• _Direction_
Once the pictures are set aside, transcribe the remaining data exactly.

• _The records_
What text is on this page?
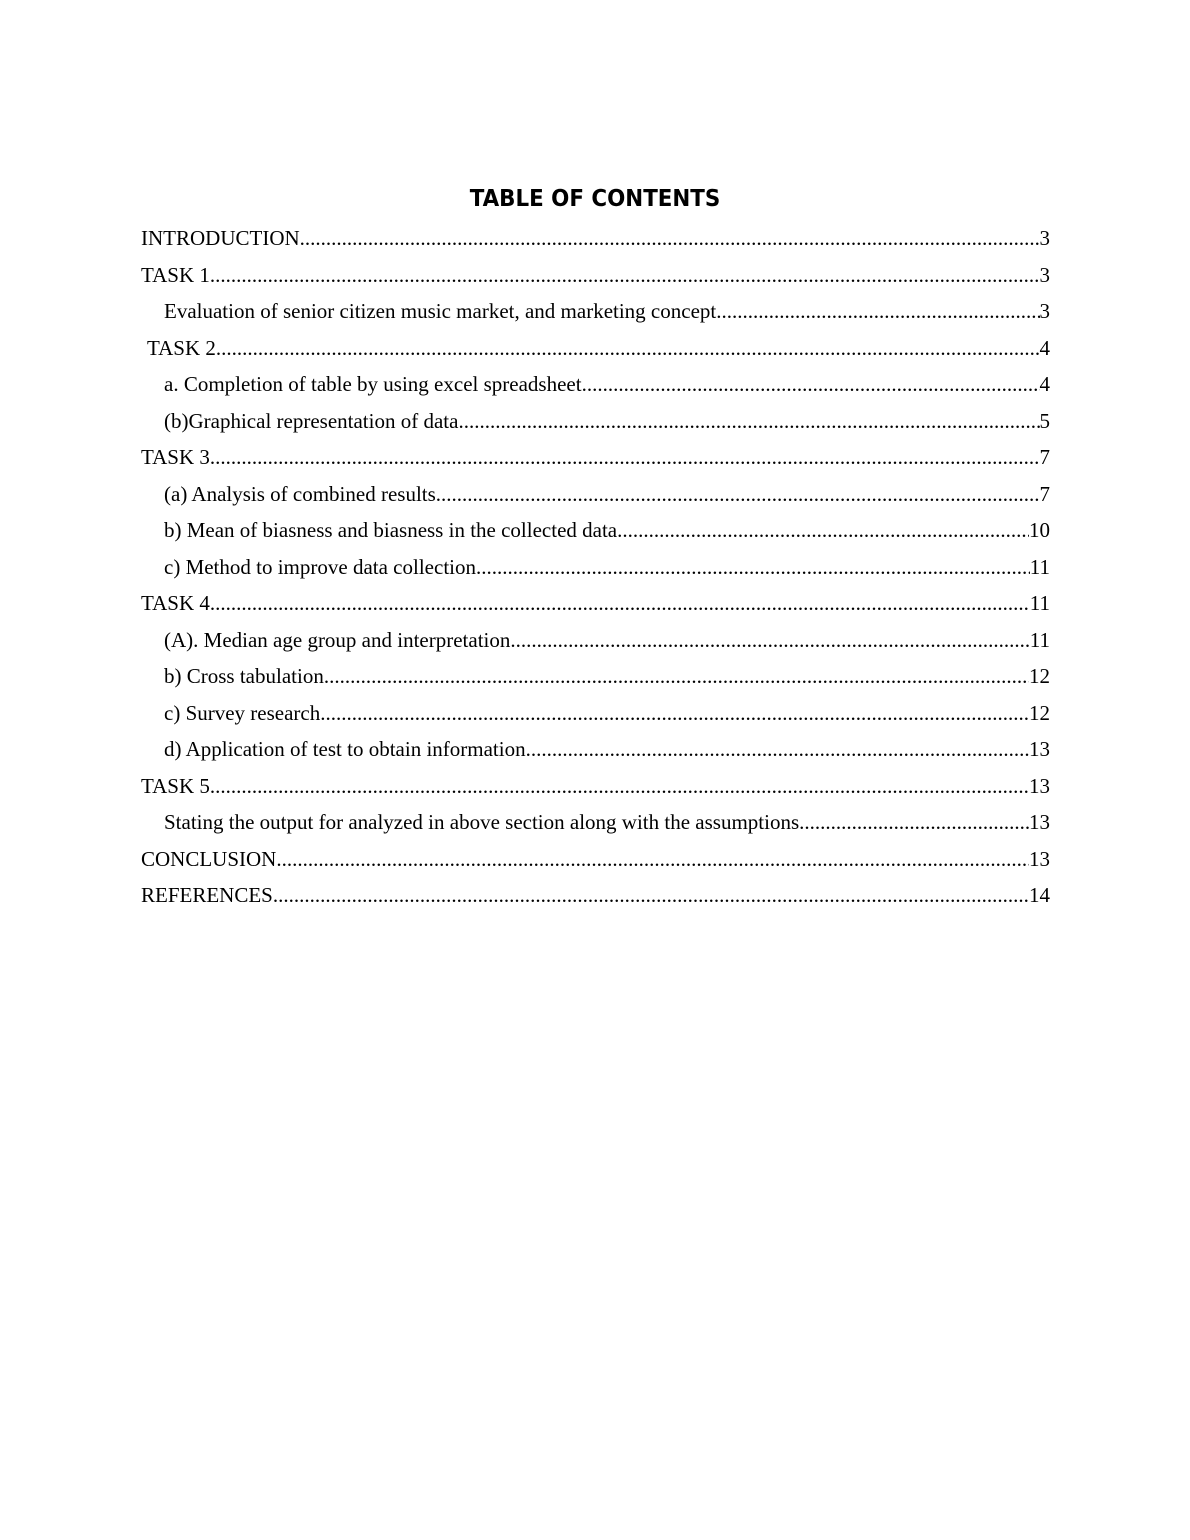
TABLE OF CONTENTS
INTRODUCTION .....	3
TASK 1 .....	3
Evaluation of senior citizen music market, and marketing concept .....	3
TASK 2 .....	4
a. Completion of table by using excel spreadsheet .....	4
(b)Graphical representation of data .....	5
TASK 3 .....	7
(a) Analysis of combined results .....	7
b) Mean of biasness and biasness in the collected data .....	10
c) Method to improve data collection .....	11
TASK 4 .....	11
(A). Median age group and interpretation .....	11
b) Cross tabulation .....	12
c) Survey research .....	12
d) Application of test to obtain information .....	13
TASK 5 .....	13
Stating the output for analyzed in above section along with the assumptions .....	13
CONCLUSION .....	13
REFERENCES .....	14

• _Worked answer_
What text is on this page?
TABLE OF CONTENTS
INTRODUCTION .....	3
TASK 1 .....	3
Evaluation of senior citizen music market, and marketing concept .....	3
TASK 2 .....	4
a. Completion of table by using excel spreadsheet .....	4
(b)Graphical representation of data .....	5
TASK 3 .....	7
(a) Analysis of combined results .....	7
b) Mean of biasness and biasness in the collected data .....	10
c) Method to improve data collection .....	11
TASK 4 .....	11
(A). Median age group and interpretation .....	11
b) Cross tabulation .....	12
c) Survey research .....	12
d) Application of test to obtain information .....	13
TASK 5 .....	13
Stating the output for analyzed in above section along with the assumptions .....	13
CONCLUSION .....	13
REFERENCES .....	14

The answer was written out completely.